• **Work to do**
Write out all the entries word for word, but skip any images.

─── Records to process

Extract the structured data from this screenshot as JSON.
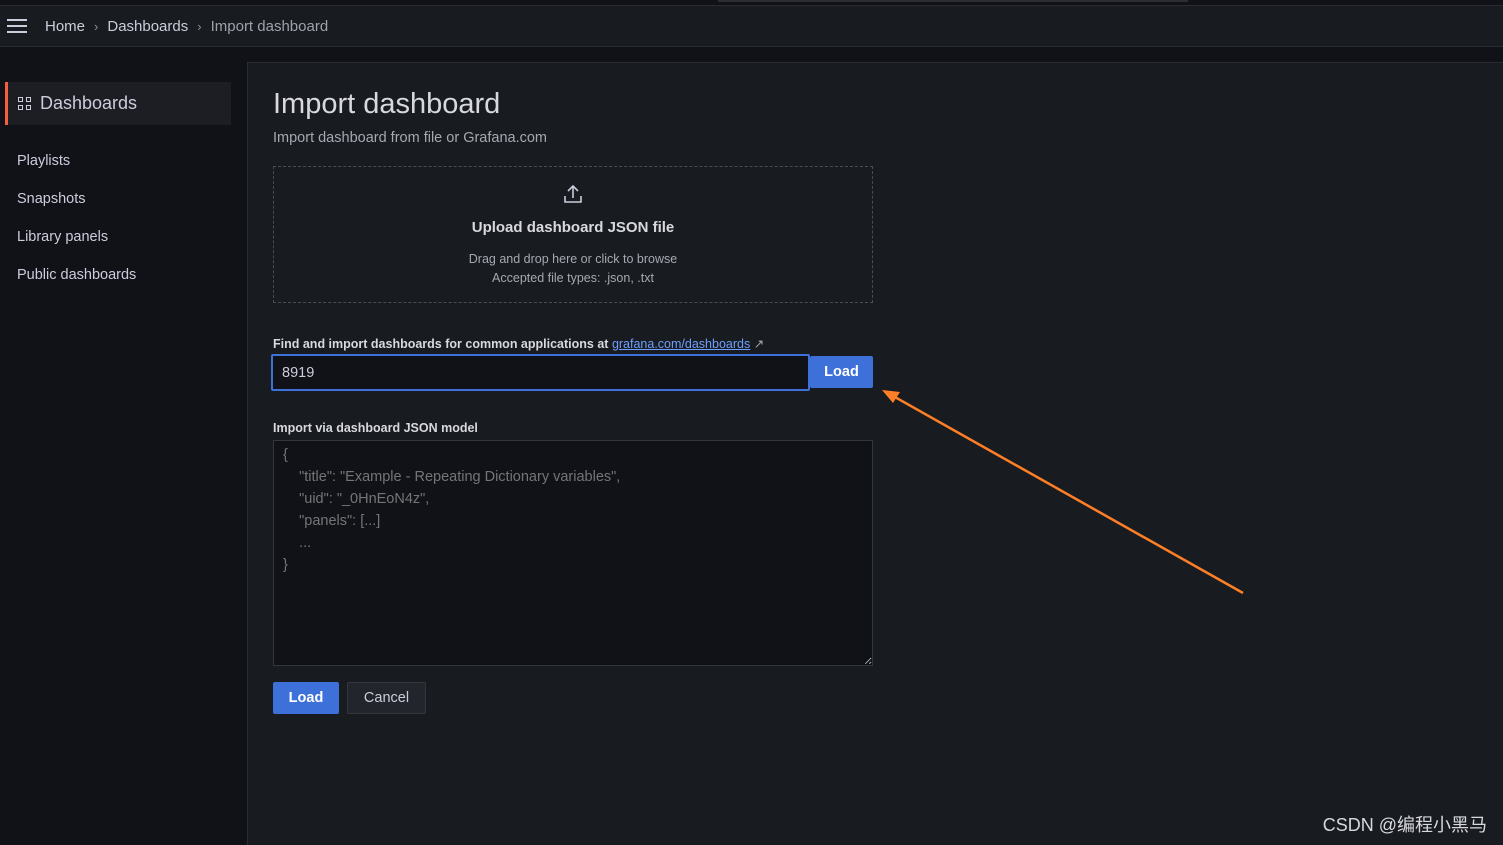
{
  "breadcrumb": {
    "items": [
      "Home",
      "Dashboards"
    ],
    "current": "Import dashboard"
  },
  "sidebar": {
    "active": "Dashboards",
    "items": [
      "Playlists",
      "Snapshots",
      "Library panels",
      "Public dashboards"
    ]
  },
  "page": {
    "title": "Import dashboard",
    "subtitle": "Import dashboard from file or Grafana.com"
  },
  "upload": {
    "title": "Upload dashboard JSON file",
    "hint": "Drag and drop here or click to browse",
    "types": "Accepted file types: .json, .txt"
  },
  "grafana": {
    "label": "Find and import dashboards for common applications at",
    "link": "grafana.com/dashboards",
    "value": "8919",
    "load": "Load"
  },
  "json": {
    "label": "Import via dashboard JSON model",
    "placeholder": "{\n    \"title\": \"Example - Repeating Dictionary variables\",\n    \"uid\": \"_0HnEoN4z\",\n    \"panels\": [...]\n    ...\n}"
  },
  "actions": {
    "load": "Load",
    "cancel": "Cancel"
  },
  "watermark": "CSDN @编程小黑马",
  "colors": {
    "accent": "#3d71d9",
    "annotation_arrow": "#ff7f27",
    "active_indicator": "#f55f3e"
  }
}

──────

• **Solution for this problem**
Extract the structured data from this screenshot as JSON.
{
  "breadcrumb": {
    "items": [
      "Home",
      "Dashboards"
    ],
    "current": "Import dashboard"
  },
  "sidebar": {
    "active": "Dashboards",
    "items": [
      "Playlists",
      "Snapshots",
      "Library panels",
      "Public dashboards"
    ]
  },
  "page": {
    "title": "Import dashboard",
    "subtitle": "Import dashboard from file or Grafana.com"
  },
  "upload": {
    "title": "Upload dashboard JSON file",
    "hint": "Drag and drop here or click to browse",
    "types": "Accepted file types: .json, .txt"
  },
  "grafana": {
    "label": "Find and import dashboards for common applications at",
    "link": "grafana.com/dashboards",
    "value": "8919",
    "load": "Load"
  },
  "json": {
    "label": "Import via dashboard JSON model",
    "placeholder": "{\n    \"title\": \"Example - Repeating Dictionary variables\",\n    \"uid\": \"_0HnEoN4z\",\n    \"panels\": [...]\n    ...\n}"
  },
  "actions": {
    "load": "Load",
    "cancel": "Cancel"
  },
  "watermark": "CSDN @编程小黑马",
  "colors": {
    "accent": "#3d71d9",
    "annotation_arrow": "#ff7f27",
    "active_indicator": "#f55f3e"
  }
}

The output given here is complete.